**INSTRUCTION**
Select every line holding the word "name" and copy it.

═════ GIVEN INFORMATION

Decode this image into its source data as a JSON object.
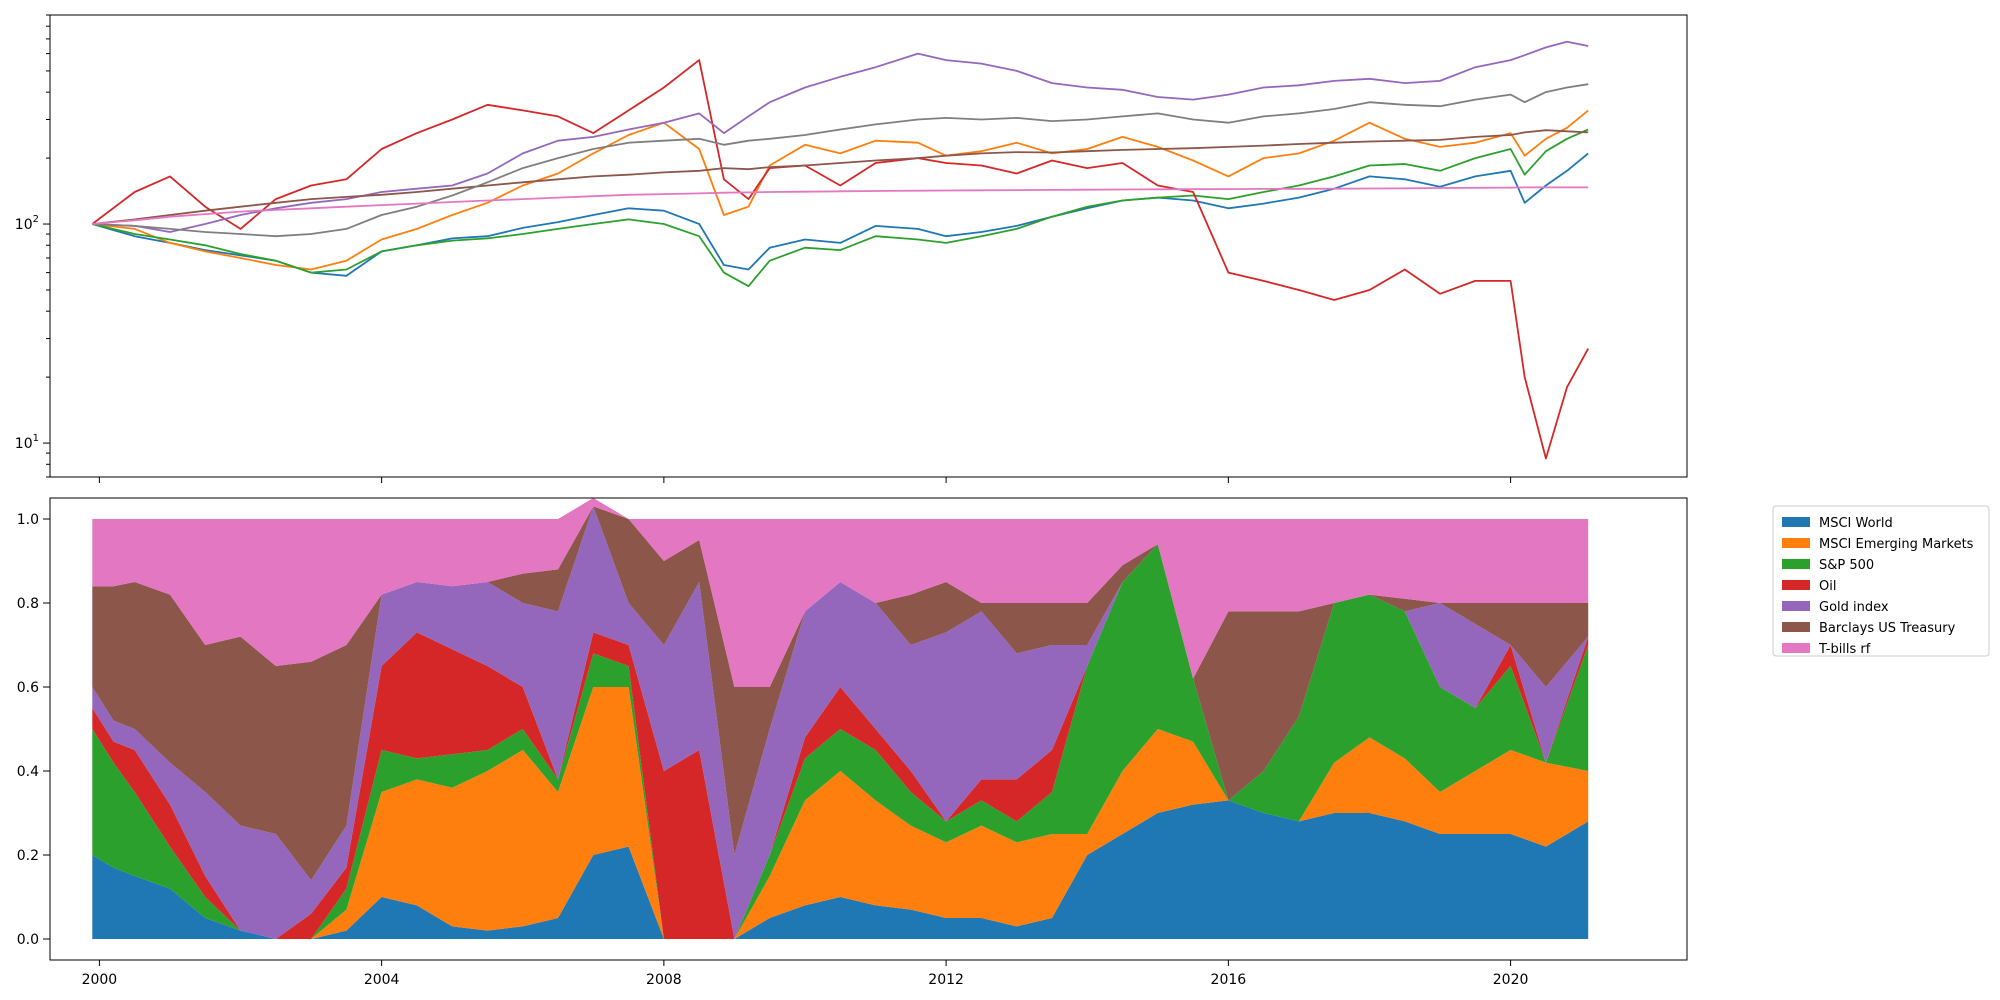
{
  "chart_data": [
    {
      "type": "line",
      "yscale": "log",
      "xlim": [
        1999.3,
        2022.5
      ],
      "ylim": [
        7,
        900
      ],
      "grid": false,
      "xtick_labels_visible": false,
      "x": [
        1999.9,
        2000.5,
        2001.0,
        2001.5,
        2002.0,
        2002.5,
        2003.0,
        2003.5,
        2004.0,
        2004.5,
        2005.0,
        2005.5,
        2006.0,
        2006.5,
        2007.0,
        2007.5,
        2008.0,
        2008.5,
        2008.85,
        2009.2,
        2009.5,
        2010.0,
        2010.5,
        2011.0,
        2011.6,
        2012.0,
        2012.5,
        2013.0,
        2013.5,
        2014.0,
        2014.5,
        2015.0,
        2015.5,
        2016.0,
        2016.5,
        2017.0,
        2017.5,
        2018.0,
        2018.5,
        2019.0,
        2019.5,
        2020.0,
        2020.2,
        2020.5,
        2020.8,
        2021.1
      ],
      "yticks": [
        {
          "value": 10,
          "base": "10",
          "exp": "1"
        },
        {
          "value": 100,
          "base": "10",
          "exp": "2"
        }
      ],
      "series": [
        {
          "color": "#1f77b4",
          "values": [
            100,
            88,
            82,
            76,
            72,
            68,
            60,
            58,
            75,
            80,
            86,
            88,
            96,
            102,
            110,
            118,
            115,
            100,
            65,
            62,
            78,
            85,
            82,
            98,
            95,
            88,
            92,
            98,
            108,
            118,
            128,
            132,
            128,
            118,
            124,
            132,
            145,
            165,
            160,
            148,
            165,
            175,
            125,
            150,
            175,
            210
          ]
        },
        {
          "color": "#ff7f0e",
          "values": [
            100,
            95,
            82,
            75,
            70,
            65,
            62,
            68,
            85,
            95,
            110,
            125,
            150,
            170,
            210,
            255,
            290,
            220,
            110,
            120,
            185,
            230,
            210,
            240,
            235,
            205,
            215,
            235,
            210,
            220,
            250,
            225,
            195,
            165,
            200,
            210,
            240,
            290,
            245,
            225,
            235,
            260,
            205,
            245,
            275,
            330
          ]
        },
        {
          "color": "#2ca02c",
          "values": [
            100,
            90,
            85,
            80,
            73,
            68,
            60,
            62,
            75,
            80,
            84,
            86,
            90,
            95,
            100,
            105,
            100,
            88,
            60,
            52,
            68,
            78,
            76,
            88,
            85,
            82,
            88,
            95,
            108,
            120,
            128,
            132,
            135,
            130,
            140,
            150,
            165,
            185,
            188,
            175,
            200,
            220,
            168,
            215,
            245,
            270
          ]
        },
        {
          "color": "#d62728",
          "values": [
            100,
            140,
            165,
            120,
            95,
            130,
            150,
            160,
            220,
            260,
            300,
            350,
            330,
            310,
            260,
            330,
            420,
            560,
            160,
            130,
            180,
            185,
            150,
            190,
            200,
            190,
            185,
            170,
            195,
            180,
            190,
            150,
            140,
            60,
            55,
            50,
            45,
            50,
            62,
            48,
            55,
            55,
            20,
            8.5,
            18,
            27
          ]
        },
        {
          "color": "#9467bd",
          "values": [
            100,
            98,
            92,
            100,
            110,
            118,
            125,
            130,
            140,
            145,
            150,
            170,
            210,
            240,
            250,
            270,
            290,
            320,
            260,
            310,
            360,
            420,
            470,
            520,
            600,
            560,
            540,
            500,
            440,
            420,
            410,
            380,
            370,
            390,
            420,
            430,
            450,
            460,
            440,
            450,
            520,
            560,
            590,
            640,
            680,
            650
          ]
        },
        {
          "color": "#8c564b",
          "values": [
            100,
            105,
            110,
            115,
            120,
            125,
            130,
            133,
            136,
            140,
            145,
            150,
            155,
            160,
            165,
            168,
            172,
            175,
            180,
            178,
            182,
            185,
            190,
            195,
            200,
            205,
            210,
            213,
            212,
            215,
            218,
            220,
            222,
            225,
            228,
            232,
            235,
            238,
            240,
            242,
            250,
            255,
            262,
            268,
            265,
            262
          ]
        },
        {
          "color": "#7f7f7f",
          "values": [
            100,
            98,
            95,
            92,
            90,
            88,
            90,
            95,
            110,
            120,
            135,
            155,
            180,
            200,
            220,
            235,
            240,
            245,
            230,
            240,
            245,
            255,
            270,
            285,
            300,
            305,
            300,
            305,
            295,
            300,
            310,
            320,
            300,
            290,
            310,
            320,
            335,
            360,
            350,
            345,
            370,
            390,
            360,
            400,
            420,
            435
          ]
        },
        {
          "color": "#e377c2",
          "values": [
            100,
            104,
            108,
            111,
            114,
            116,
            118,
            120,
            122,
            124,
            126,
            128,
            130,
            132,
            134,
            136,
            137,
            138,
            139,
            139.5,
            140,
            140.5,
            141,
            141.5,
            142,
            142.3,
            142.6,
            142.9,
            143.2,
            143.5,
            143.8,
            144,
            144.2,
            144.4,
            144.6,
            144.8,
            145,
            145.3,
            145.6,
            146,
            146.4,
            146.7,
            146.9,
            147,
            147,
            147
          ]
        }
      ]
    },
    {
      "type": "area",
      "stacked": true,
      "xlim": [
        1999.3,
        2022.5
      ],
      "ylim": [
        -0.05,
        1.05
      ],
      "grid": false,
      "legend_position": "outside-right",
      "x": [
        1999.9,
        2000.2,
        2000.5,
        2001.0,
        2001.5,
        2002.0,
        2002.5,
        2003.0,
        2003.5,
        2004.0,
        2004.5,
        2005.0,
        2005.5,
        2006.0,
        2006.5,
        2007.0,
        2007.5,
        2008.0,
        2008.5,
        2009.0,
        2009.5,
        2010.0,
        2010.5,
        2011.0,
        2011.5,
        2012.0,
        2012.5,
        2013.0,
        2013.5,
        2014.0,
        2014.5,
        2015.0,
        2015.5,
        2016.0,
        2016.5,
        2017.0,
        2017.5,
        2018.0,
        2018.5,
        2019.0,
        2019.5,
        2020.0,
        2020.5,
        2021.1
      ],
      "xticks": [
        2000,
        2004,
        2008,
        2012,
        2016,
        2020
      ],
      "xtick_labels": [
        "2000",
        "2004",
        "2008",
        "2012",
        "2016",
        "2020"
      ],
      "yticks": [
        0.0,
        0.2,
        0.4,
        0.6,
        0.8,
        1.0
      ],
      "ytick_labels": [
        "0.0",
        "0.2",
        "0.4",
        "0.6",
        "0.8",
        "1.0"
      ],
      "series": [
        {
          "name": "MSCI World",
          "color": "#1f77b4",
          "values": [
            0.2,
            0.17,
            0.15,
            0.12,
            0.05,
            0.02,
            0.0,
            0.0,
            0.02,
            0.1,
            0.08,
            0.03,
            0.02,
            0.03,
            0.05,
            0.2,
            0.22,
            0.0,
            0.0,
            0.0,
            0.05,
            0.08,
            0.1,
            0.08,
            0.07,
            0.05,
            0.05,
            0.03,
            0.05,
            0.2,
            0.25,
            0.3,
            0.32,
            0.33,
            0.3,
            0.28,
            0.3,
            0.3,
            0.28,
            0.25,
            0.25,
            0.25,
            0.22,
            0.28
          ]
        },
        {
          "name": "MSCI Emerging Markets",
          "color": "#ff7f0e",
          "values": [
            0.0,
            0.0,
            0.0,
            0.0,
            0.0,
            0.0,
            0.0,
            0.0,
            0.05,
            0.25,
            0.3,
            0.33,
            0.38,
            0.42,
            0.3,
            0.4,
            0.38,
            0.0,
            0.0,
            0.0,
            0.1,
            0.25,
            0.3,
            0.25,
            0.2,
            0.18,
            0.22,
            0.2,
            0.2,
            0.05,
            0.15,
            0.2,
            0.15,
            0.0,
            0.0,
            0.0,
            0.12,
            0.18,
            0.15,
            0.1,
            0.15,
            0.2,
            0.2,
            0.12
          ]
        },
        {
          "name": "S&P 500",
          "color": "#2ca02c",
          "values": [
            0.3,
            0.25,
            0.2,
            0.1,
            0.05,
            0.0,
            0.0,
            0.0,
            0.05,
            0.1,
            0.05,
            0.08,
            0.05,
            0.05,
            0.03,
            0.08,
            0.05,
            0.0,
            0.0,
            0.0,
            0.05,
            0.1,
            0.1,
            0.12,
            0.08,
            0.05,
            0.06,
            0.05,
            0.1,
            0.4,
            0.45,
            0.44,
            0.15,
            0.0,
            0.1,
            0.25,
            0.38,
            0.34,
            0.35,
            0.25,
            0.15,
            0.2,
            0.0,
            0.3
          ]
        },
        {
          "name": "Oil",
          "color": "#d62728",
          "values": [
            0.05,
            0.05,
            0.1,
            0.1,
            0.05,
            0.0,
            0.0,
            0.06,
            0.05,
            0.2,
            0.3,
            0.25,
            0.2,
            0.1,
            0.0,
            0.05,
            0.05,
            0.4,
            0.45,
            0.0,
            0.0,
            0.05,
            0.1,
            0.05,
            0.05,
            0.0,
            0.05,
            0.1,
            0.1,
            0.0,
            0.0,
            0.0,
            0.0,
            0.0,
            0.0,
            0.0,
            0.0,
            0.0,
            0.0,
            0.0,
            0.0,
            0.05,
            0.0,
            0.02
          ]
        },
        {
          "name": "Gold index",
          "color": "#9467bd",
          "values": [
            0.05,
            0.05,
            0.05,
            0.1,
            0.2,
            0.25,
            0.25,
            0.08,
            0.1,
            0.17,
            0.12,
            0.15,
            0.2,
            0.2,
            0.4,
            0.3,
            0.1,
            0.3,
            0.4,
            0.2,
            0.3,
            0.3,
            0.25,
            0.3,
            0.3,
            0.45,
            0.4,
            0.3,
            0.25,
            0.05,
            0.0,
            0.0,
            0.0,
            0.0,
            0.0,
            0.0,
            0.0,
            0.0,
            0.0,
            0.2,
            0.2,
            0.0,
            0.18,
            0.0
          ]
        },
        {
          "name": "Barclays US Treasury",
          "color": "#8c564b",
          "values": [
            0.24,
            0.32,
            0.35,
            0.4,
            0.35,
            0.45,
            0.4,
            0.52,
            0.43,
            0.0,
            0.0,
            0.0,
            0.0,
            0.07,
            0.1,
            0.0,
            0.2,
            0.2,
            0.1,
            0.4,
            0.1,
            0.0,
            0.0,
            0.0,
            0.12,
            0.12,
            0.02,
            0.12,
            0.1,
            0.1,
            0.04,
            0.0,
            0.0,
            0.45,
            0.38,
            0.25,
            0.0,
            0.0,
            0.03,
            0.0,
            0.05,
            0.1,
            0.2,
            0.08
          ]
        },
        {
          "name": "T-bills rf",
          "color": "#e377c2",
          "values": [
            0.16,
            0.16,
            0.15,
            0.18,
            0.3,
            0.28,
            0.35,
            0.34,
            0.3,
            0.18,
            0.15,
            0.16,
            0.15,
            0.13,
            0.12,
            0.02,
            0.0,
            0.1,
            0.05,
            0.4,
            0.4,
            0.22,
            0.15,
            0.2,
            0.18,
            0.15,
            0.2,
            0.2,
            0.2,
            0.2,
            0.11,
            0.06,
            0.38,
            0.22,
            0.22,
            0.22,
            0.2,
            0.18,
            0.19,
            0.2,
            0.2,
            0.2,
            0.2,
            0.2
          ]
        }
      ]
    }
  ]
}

══════════

**ANSWER FOR THIS EXERCISE**
          "name": "MSCI World",
          "name": "MSCI Emerging Markets",
          "name": "S&P 500",
          "name": "Oil",
          "name": "Gold index",
          "name": "Barclays US Treasury",
          "name": "T-bills rf",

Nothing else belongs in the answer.